*Stored rows:*
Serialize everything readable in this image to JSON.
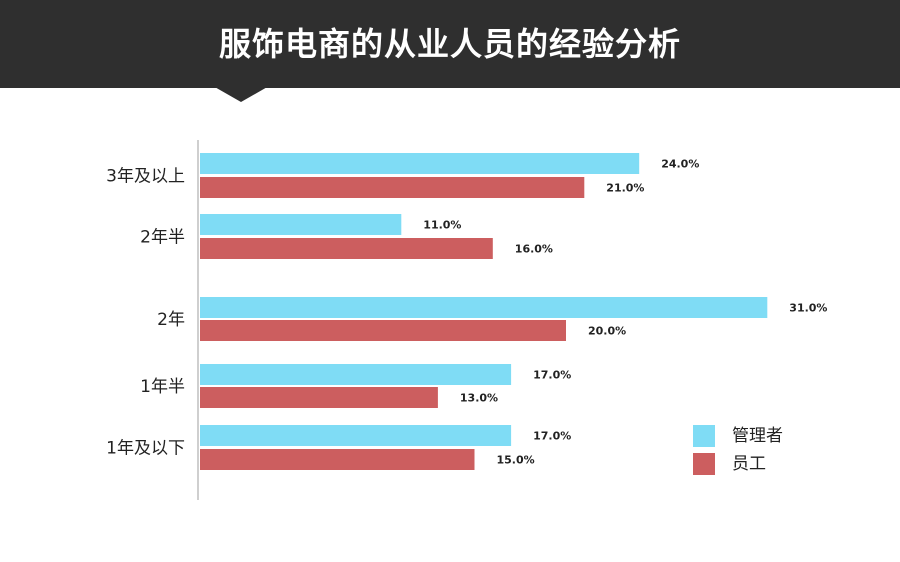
{
  "chart_data": {
    "type": "bar",
    "orientation": "horizontal",
    "title": "服饰电商的从业人员的经验分析",
    "categories": [
      "3年及以上",
      "2年半",
      "2年",
      "1年半",
      "1年及以下"
    ],
    "series": [
      {
        "name": "管理者",
        "color": "#7fdcf5",
        "values": [
          24.0,
          11.0,
          31.0,
          17.0,
          17.0
        ],
        "labels": [
          "24.0%",
          "11.0%",
          "31.0%",
          "17.0%",
          "17.0%"
        ]
      },
      {
        "name": "员工",
        "color": "#cc5e5f",
        "values": [
          21.0,
          16.0,
          20.0,
          13.0,
          15.0
        ],
        "labels": [
          "21.0%",
          "16.0%",
          "20.0%",
          "13.0%",
          "15.0%"
        ]
      }
    ],
    "xlim": [
      0,
      100
    ],
    "grid": false,
    "legend_position": "bottom-right"
  }
}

*To be done:* Restate the whole listing above exactly, please, omitting every image.

*Exercise response:*
Serialize everything readable in this image to JSON.
{
  "chart_data": {
    "type": "bar",
    "orientation": "horizontal",
    "title": "服饰电商的从业人员的经验分析",
    "categories": [
      "3年及以上",
      "2年半",
      "2年",
      "1年半",
      "1年及以下"
    ],
    "series": [
      {
        "name": "管理者",
        "color": "#7fdcf5",
        "values": [
          24.0,
          11.0,
          31.0,
          17.0,
          17.0
        ],
        "labels": [
          "24.0%",
          "11.0%",
          "31.0%",
          "17.0%",
          "17.0%"
        ]
      },
      {
        "name": "员工",
        "color": "#cc5e5f",
        "values": [
          21.0,
          16.0,
          20.0,
          13.0,
          15.0
        ],
        "labels": [
          "21.0%",
          "16.0%",
          "20.0%",
          "13.0%",
          "15.0%"
        ]
      }
    ],
    "xlim": [
      0,
      100
    ],
    "grid": false,
    "legend_position": "bottom-right"
  }
}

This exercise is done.